Task statement.
Reproduce all of the records exactly.

Provided records.
★ ★ ★ ★ ★
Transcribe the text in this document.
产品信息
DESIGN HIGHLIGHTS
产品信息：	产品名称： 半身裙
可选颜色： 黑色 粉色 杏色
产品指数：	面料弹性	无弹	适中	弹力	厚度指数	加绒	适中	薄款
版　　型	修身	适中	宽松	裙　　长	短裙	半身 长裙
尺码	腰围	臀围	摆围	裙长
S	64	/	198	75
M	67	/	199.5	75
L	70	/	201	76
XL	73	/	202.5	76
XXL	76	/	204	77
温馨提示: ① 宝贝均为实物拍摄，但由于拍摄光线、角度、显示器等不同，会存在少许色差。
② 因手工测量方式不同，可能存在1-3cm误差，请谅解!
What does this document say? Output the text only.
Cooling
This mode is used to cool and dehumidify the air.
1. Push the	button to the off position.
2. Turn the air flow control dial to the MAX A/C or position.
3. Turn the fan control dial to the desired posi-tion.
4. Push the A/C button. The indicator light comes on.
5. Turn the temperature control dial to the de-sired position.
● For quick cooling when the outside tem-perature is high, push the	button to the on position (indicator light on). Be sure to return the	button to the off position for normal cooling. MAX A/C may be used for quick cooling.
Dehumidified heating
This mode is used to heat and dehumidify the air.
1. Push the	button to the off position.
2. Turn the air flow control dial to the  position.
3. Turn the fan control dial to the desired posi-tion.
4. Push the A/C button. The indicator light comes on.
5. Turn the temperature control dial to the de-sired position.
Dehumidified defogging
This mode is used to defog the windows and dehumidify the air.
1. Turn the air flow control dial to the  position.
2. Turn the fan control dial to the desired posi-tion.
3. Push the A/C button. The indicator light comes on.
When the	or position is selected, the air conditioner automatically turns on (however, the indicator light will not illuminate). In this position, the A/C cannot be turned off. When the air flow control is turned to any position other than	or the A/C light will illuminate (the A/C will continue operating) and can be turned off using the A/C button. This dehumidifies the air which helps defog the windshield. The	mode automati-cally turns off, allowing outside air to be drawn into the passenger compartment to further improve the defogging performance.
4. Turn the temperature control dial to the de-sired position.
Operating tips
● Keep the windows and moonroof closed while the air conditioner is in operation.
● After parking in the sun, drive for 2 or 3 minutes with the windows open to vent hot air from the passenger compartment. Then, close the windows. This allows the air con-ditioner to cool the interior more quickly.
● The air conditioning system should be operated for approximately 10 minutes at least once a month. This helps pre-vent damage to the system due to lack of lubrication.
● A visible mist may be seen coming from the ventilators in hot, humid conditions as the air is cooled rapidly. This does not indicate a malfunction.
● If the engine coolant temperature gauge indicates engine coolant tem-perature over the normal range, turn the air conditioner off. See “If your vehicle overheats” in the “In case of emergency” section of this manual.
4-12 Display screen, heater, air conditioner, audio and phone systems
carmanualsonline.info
★ ★ ★ ★ ★
Expected answer.
Transcribe the text in this document.
产品信息
DESIGN HIGHLIGHTS
产品信息：	产品名称： 半身裙
可选颜色： 黑色 粉色 杏色
产品指数：	面料弹性	无弹	适中	弹力	厚度指数	加绒	适中	薄款
版　　型	修身	适中	宽松	裙　　长	短裙	半身 长裙
尺码	腰围	臀围	摆围	裙长
S	64	/	198	75
M	67	/	199.5	75
L	70	/	201	76
XL	73	/	202.5	76
XXL	76	/	204	77
温馨提示: ① 宝贝均为实物拍摄，但由于拍摄光线、角度、显示器等不同，会存在少许色差。
② 因手工测量方式不同，可能存在1-3cm误差，请谅解!
What does this document say? Output the text only.
Cooling
This mode is used to cool and dehumidify the air.
1. Push the	button to the off position.
2. Turn the air flow control dial to the MAX A/C or position.
3. Turn the fan control dial to the desired posi-tion.
4. Push the A/C button. The indicator light comes on.
5. Turn the temperature control dial to the de-sired position.
● For quick cooling when the outside tem-perature is high, push the	button to the on position (indicator light on). Be sure to return the	button to the off position for normal cooling. MAX A/C may be used for quick cooling.
Dehumidified heating
This mode is used to heat and dehumidify the air.
1. Push the	button to the off position.
2. Turn the air flow control dial to the  position.
3. Turn the fan control dial to the desired posi-tion.
4. Push the A/C button. The indicator light comes on.
5. Turn the temperature control dial to the de-sired position.
Dehumidified defogging
This mode is used to defog the windows and dehumidify the air.
1. Turn the air flow control dial to the  position.
2. Turn the fan control dial to the desired posi-tion.
3. Push the A/C button. The indicator light comes on.
When the	or position is selected, the air conditioner automatically turns on (however, the indicator light will not illuminate). In this position, the A/C cannot be turned off. When the air flow control is turned to any position other than	or the A/C light will illuminate (the A/C will continue operating) and can be turned off using the A/C button. This dehumidifies the air which helps defog the windshield. The	mode automati-cally turns off, allowing outside air to be drawn into the passenger compartment to further improve the defogging performance.
4. Turn the temperature control dial to the de-sired position.
Operating tips
● Keep the windows and moonroof closed while the air conditioner is in operation.
● After parking in the sun, drive for 2 or 3 minutes with the windows open to vent hot air from the passenger compartment. Then, close the windows. This allows the air con-ditioner to cool the interior more quickly.
● The air conditioning system should be operated for approximately 10 minutes at least once a month. This helps pre-vent damage to the system due to lack of lubrication.
● A visible mist may be seen coming from the ventilators in hot, humid conditions as the air is cooled rapidly. This does not indicate a malfunction.
● If the engine coolant temperature gauge indicates engine coolant tem-perature over the normal range, turn the air conditioner off. See “If your vehicle overheats” in the “In case of emergency” section of this manual.
4-12 Display screen, heater, air conditioner, audio and phone systems
carmanualsonline.info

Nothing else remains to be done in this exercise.